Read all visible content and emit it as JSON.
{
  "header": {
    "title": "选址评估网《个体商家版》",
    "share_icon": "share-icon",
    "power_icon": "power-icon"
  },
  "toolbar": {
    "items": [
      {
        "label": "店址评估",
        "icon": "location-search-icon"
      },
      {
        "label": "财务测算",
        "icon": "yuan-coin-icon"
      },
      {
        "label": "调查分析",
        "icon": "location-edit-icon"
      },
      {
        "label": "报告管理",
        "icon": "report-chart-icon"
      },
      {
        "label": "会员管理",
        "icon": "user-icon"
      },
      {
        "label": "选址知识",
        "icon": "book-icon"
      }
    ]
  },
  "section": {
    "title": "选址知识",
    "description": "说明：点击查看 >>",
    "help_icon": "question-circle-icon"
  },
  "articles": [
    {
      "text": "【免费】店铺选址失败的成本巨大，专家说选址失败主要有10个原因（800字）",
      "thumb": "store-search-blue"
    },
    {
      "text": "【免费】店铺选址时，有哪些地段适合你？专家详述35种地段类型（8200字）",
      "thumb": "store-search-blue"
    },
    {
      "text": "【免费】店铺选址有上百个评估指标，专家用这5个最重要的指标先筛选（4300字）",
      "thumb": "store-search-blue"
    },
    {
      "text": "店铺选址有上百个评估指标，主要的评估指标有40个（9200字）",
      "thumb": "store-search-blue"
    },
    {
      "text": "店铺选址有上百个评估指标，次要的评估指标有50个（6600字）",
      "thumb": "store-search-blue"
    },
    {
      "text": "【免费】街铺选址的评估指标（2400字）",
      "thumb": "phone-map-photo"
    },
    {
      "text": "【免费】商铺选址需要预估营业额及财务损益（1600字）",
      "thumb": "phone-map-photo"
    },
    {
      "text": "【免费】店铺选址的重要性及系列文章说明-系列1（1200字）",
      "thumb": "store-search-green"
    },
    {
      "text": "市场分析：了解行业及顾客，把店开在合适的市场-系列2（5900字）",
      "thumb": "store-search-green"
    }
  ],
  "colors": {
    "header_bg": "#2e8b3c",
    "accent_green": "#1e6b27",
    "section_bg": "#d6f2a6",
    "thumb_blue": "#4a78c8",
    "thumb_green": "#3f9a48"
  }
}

****************

Task to complete =
Restate the whole of the material exactly.

Exercise solution =
Read all visible content and emit it as JSON.
{
  "header": {
    "title": "选址评估网《个体商家版》",
    "share_icon": "share-icon",
    "power_icon": "power-icon"
  },
  "toolbar": {
    "items": [
      {
        "label": "店址评估",
        "icon": "location-search-icon"
      },
      {
        "label": "财务测算",
        "icon": "yuan-coin-icon"
      },
      {
        "label": "调查分析",
        "icon": "location-edit-icon"
      },
      {
        "label": "报告管理",
        "icon": "report-chart-icon"
      },
      {
        "label": "会员管理",
        "icon": "user-icon"
      },
      {
        "label": "选址知识",
        "icon": "book-icon"
      }
    ]
  },
  "section": {
    "title": "选址知识",
    "description": "说明：点击查看 >>",
    "help_icon": "question-circle-icon"
  },
  "articles": [
    {
      "text": "【免费】店铺选址失败的成本巨大，专家说选址失败主要有10个原因（800字）",
      "thumb": "store-search-blue"
    },
    {
      "text": "【免费】店铺选址时，有哪些地段适合你？专家详述35种地段类型（8200字）",
      "thumb": "store-search-blue"
    },
    {
      "text": "【免费】店铺选址有上百个评估指标，专家用这5个最重要的指标先筛选（4300字）",
      "thumb": "store-search-blue"
    },
    {
      "text": "店铺选址有上百个评估指标，主要的评估指标有40个（9200字）",
      "thumb": "store-search-blue"
    },
    {
      "text": "店铺选址有上百个评估指标，次要的评估指标有50个（6600字）",
      "thumb": "store-search-blue"
    },
    {
      "text": "【免费】街铺选址的评估指标（2400字）",
      "thumb": "phone-map-photo"
    },
    {
      "text": "【免费】商铺选址需要预估营业额及财务损益（1600字）",
      "thumb": "phone-map-photo"
    },
    {
      "text": "【免费】店铺选址的重要性及系列文章说明-系列1（1200字）",
      "thumb": "store-search-green"
    },
    {
      "text": "市场分析：了解行业及顾客，把店开在合适的市场-系列2（5900字）",
      "thumb": "store-search-green"
    }
  ],
  "colors": {
    "header_bg": "#2e8b3c",
    "accent_green": "#1e6b27",
    "section_bg": "#d6f2a6",
    "thumb_blue": "#4a78c8",
    "thumb_green": "#3f9a48"
  }
}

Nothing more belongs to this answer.